* **RAW DATA**:
○ ○ ○ ○ ○ ○ ○

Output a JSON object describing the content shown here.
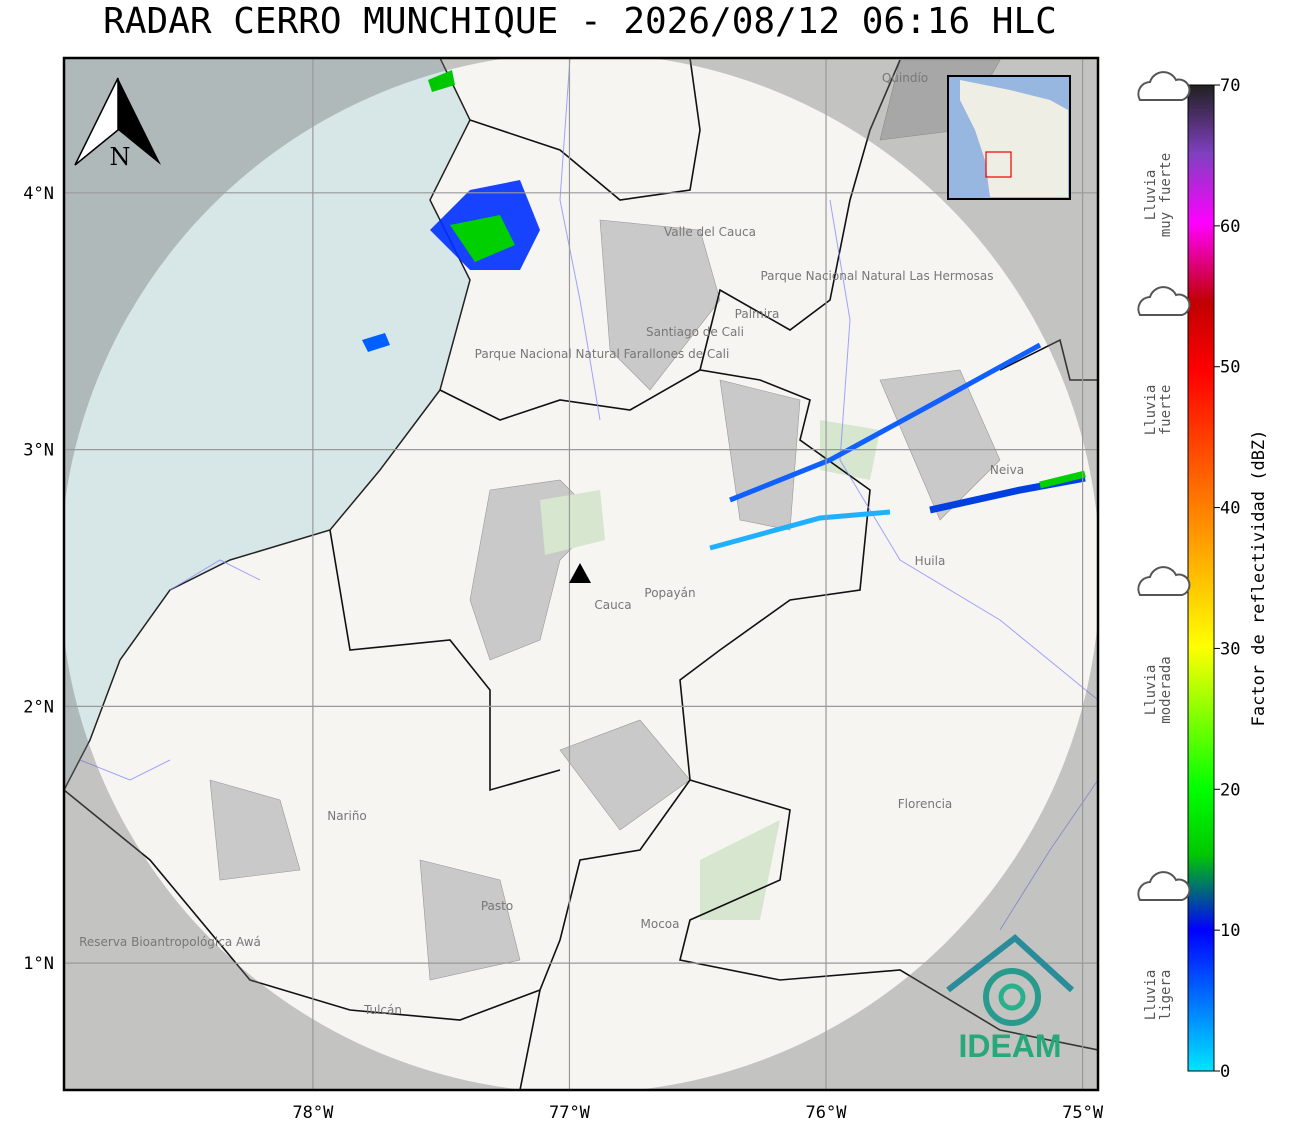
{
  "title": "RADAR CERRO MUNCHIQUE - 2026/08/12 06:16 HLC",
  "map": {
    "north_label": "N",
    "lon_ticks": [
      {
        "value": -78,
        "label": "78°W"
      },
      {
        "value": -77,
        "label": "77°W"
      },
      {
        "value": -76,
        "label": "76°W"
      },
      {
        "value": -75,
        "label": "75°W"
      }
    ],
    "lat_ticks": [
      {
        "value": 4,
        "label": "4°N"
      },
      {
        "value": 3,
        "label": "3°N"
      },
      {
        "value": 2,
        "label": "2°N"
      },
      {
        "value": 1,
        "label": "1°N"
      }
    ],
    "xlim": [
      -78.97,
      -74.94
    ],
    "ylim": [
      0.506,
      4.525
    ],
    "places": [
      "Quindío",
      "Valle del Cauca",
      "Parque Nacional Natural Las Hermosas",
      "Santiago de Cali",
      "Palmira",
      "Parque Nacional Natural Farallones de Cali",
      "Neiva",
      "Huila",
      "Cauca",
      "Popayán",
      "Nariño",
      "Florencia",
      "Pasto",
      "Mocoa",
      "Tulcán",
      "Reserva Bioantropológica Awá"
    ],
    "logo": "IDEAM"
  },
  "colorbar": {
    "label": "Factor de reflectividad (dBZ)",
    "ticks": [
      0,
      10,
      20,
      30,
      40,
      50,
      60,
      70
    ],
    "lim": [
      0,
      70
    ]
  },
  "rain_classes": [
    [
      "Lluvia",
      "ligera"
    ],
    [
      "Lluvia",
      "moderada"
    ],
    [
      "Lluvia",
      "fuerte"
    ],
    [
      "Lluvia",
      "muy fuerte"
    ]
  ]
}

○ ○ ○ ○ ○ ○ ○

* **EXERCISE BRIEF**: Reproduce the records above exactly, leaving out every picture they contain.

* **THE ANSWER**:
Output a JSON object describing the content shown here.
{
  "title": "RADAR CERRO MUNCHIQUE - 2026/08/12 06:16 HLC",
  "map": {
    "north_label": "N",
    "lon_ticks": [
      {
        "value": -78,
        "label": "78°W"
      },
      {
        "value": -77,
        "label": "77°W"
      },
      {
        "value": -76,
        "label": "76°W"
      },
      {
        "value": -75,
        "label": "75°W"
      }
    ],
    "lat_ticks": [
      {
        "value": 4,
        "label": "4°N"
      },
      {
        "value": 3,
        "label": "3°N"
      },
      {
        "value": 2,
        "label": "2°N"
      },
      {
        "value": 1,
        "label": "1°N"
      }
    ],
    "xlim": [
      -78.97,
      -74.94
    ],
    "ylim": [
      0.506,
      4.525
    ],
    "places": [
      "Quindío",
      "Valle del Cauca",
      "Parque Nacional Natural Las Hermosas",
      "Santiago de Cali",
      "Palmira",
      "Parque Nacional Natural Farallones de Cali",
      "Neiva",
      "Huila",
      "Cauca",
      "Popayán",
      "Nariño",
      "Florencia",
      "Pasto",
      "Mocoa",
      "Tulcán",
      "Reserva Bioantropológica Awá"
    ],
    "logo": "IDEAM"
  },
  "colorbar": {
    "label": "Factor de reflectividad (dBZ)",
    "ticks": [
      0,
      10,
      20,
      30,
      40,
      50,
      60,
      70
    ],
    "lim": [
      0,
      70
    ]
  },
  "rain_classes": [
    [
      "Lluvia",
      "ligera"
    ],
    [
      "Lluvia",
      "moderada"
    ],
    [
      "Lluvia",
      "fuerte"
    ],
    [
      "Lluvia",
      "muy fuerte"
    ]
  ]
}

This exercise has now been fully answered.